§ Document section

+ + + + + + +

The core dictionary is

$$\text{bulk logical degrees of freedom} \quad\xrightarrow{\;V\;}\quad \text{boundary physical degrees of freedom},$$

where $V$ is a tensor-network encoding map. In the HaPPY construction, a boundary region $A$ can reconstruct bulk operators in a combinatorially defined region called its greedy wedge. The greedy wedge is a discrete toy analogue of the entanglement wedge:

$$O_a\in\mathcal G_A \quad\Longrightarrow\quad \exists\,O_A\text{ supported on }A \quad\text{such that}\quad O_A V = V O_a .$$

This page explains the construction, the minimal-cut entropy formula, the operator-pushing algorithm, and the precise sense in which tensor networks illuminate—but do not replace—the continuum theory.

1. Why tensor networks enter holography

A tensor network is a way of building a complicated quantum state or linear map from small local building blocks. In quantum many-body physics, tensor networks are useful because the network geometry organizes entanglement. In holography, entanglement is already geometrized by RT and HRT surfaces. The temptation is therefore natural:

$$\text{network bond cut} \quad\longleftrightarrow\quad \text{bulk codimension-two area surface}.$$

If each network bond carries a Hilbert space of dimension $\chi$, cutting one bond can transmit at most $\log\chi$ units of entropy. A minimal cut through the network then gives an entropy contribution

$$S(A)\sim |\gamma_A|\log\chi,$$

which resembles the RT formula

$$S(A)=\frac{\operatorname{Area}(\gamma_A)}{4G_N}.$$

This analogy is useful, but it is not enough. A generic tensor network may reproduce an area law without reproducing bulk reconstruction. The HaPPY code is important because it combines a hyperbolic tensor-network geometry with quantum error correction. It makes the following features concrete:

• bulk degrees of freedom are logical degrees of freedom;
• boundary degrees of freedom are physical degrees of freedom;
• erasing part of the boundary need not erase the corresponding bulk information;
• some bulk operators can be represented on several different boundary regions;
• the obstruction to reconstruction is governed by minimal cuts.

The model therefore sits at the intersection of RT geometry and subregion quantum error correction.

2. Perfect tensors

The elementary building block of the HaPPY code is a perfect tensor. Let

$$T_{i_1i_2\cdots i_{2m}}$$

be a tensor with $2m$ legs, each leg carrying a Hilbert space of dimension $q$. We may reinterpret the same tensor as a linear map from any subset $A$ of legs to the complementary subset $\bar A$:

$$T_A^{\bar A}: \bigotimes_{i\in A}\mathcal H_i \longrightarrow \bigotimes_{j\in \bar A}\mathcal H_j .$$

The tensor is perfect if, for every bipartition with $|A|\leq m$, this map is proportional to an isometry:

$$\left(T_A^{\bar A}\right)^\dagger T_A^{\bar A} = c_A I_A .$$

Equivalently, the tensor state is maximally entangled across every balanced or smaller bipartition. For a rank-six perfect tensor, any choice of three legs determines the other three as a unitary map, and any choice of one or two legs maps isometrically into the remaining legs.

+ + + + + + +

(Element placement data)
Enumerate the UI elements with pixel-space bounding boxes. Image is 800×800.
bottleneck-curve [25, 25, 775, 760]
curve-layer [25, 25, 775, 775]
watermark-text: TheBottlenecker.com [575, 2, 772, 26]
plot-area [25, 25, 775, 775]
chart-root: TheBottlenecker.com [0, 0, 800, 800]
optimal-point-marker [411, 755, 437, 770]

+ + + + + + +

§ Stated task 1
Rewrite the HaPPY code passage from "Equivalently, the tensor" to "the remaining legs.", changing "rank-six" to "six-leg".
§ Stated task 2
Answer these questions using the HaPPY code passage:
(a) What is the combinatorially defined region called in which a boundary region can reconstruct bulk operators?
(b) If each network bond carries a Hilbert space of dimension χ, at most how much entropy can cutting one bond transmit?
(c) What is the elementary building block of the HaPPY code?
§ Stated task 3
Decide whether each statement agrees with the HaPPY code passage, quoting the words that settle it:
(a) A generic tensor network may reproduce an area law without reproducing bulk reconstruction.
(b) Boundary degrees of freedom are logical degrees of freedom.
(c) Tensor networks replace the continuum theory.
The records were drawn from a separate source.

§ Final result 1
Equivalently, the tensor state is maximally entangled across every balanced or smaller bipartition. For a six-leg perfect tensor, any choice of three legs determines the other three as a unitary map, and any choice of one or two legs maps isometrically into the remaining legs.

§ Final result 2
(a) Its greedy wedge.
(b) At most log χ units of entropy.
(c) A perfect tensor.

§ Final result 3
(a) Yes: "A generic tensor network may reproduce an area law without reproducing bulk reconstruction."
(b) No: "boundary degrees of freedom are physical degrees of freedom"
(c) No: "tensor networks illuminate—but do not replace—the continuum theory"